=== Excerto da página ===

-=-=-=-=-

Não há problema, a ideia foi transmitida na mesma, nos primeiros posts.

Cumprimentos,

Ricardo Cordeiro  :Smile: 

----------

## source

Boas,

Se um Guru tem posts suficientes para saber como se comportar, ou mesmo se o darktux não pode chamar fofa ao ^PT_LAmb^ que é logo considerado "bashing", que raio de expressões são estas então? "e vez que alguem te da na tromba, sem ser eu ou o Bloody."

Mais uma coisa, no tópico de mais dinamica. "Desde que não sejam como o do moderador favorito....." Isto não é "bashing"?

Dualismo de critérios é que não!

Muito sinceramente, acho que estam a levar isto longe de mais, e muito a peito. Acalmem-se e façam deste forum um local agradável.

(Isto não é nenhuma forma de insulto ao HumpBack ou a qualquer outro individuo. Não me interpretem mal.)

-=-=-=-=-

=== Itens fornecidos ===
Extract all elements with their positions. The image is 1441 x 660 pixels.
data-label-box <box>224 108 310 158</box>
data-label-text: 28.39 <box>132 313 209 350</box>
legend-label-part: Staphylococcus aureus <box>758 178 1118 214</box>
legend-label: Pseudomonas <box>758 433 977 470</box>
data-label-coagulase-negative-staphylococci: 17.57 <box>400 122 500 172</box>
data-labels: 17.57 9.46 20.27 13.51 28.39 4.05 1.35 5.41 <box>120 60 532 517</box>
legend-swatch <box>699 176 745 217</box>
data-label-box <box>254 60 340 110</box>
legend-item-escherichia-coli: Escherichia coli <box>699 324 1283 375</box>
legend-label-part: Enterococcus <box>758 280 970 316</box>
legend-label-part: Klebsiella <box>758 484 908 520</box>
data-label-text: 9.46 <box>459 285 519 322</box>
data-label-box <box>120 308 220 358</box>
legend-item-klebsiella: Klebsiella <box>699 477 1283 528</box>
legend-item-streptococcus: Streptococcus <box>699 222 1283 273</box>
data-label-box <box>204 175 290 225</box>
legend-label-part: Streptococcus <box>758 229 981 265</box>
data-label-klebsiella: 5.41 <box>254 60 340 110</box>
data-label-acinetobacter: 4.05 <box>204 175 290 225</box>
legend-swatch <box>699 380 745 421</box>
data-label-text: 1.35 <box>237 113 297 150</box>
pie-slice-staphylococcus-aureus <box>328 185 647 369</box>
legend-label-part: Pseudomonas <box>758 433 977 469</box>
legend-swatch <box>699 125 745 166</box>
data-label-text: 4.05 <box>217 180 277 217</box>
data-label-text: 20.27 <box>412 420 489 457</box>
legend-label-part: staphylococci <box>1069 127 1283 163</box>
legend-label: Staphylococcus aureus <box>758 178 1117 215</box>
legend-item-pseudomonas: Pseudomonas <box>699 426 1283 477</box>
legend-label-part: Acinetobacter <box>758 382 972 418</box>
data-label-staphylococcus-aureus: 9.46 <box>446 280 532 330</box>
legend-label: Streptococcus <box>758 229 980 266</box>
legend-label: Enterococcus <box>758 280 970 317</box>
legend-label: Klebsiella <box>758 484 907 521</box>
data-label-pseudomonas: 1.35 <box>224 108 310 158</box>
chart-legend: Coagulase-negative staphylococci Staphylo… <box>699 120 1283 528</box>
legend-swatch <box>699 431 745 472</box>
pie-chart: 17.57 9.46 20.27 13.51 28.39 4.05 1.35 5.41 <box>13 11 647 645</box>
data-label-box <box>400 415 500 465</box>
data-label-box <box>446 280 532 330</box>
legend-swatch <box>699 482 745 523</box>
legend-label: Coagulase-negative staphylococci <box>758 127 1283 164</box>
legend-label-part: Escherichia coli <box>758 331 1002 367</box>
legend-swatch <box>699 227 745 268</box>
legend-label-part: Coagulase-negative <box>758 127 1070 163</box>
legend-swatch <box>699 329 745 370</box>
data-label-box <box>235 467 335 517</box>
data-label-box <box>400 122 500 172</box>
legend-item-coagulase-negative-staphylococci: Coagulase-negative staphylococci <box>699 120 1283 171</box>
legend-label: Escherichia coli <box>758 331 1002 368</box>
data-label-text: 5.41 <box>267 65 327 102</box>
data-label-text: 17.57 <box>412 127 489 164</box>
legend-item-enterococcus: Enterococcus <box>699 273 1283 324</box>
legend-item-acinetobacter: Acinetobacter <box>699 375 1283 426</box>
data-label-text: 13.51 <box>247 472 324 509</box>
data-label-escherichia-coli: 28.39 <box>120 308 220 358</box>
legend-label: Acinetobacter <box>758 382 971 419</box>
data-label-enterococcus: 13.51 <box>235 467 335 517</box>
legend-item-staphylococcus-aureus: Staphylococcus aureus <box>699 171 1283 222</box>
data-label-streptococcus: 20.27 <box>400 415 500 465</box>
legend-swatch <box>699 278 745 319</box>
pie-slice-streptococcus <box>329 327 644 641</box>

-=-=-=-=-

=== Tarefas a resolver ===
1. No excerto do fórum, que pedido se faz para tornar o fórum um local agradável?
2. Indique se cada afirmação concorda com o excerto do fórum, respondendo sim ou não e citando as palavras decisivas: (a) a primeira mensagem é assinada por Ricardo Cordeiro; (b) o autor da segunda mensagem apresenta a sua intervenção como um insulto ao HumpBack; (c) o autor da segunda mensagem considera que o assunto está a ser levado longe de mais.
3. Escreva a continuação do excerto do fórum a partir da última frase.

=== Respostas às tarefas ===
1. Pede-se que se acalmem: "Acalmem-se e façam deste forum um local agradável."

2.
(a) Sim: "Ricardo Cordeiro".
(b) Não: "Isto não é nenhuma forma de insulto ao HumpBack ou a qualquer outro individuo."
(c) Sim: "acho que estam a levar isto longe de mais, e muito a peito."

3.
----------

## pilla

Oi source,

 *source wrote:*   

> Boas,
> 
> Se um Guru tem posts suficientes para saber como se comportar, ou mesmo se o darktux não pode chamar fofa ao ^PT_LAmb^ que é logo considerado "bashing", que raio de expressões são estas então? "e vez que alguem te da na tromba, sem ser eu ou o Bloody."
> 
> 

 

Boa pergunta, mas eu não sei o que significa. Faço uma boa idéia, no entanto.

 *source wrote:*   

> 
> 
> Mais uma coisa, no tópico de mais dinamica. "Desde que não sejam como o do moderador favorito....." Isto não é "bashing"?
> 
> 

 

Acho que ele quis dizer que não adianta nós enchermos o fórum de threads sem maior sentido só pra atingir o mesmo número de posts dos hermanos. 

 *source wrote:*   

> 
> 
> Dualismo de critérios é que não!
> 
> Muito sinceramente, acho que estam a levar isto longe de mais, e muito a peito. Acalmem-se e façam deste forum um local agradável.
> ...

 

Bom, nós estávamos tentando acalmar os ânimos, mas acho que tua mensagem não vai exatamente nessa direção. As vezes a gente perde a paciência, mas acho que a gente tem que parar com a cinzânia e buscar os pontos em comum, não as diferenças.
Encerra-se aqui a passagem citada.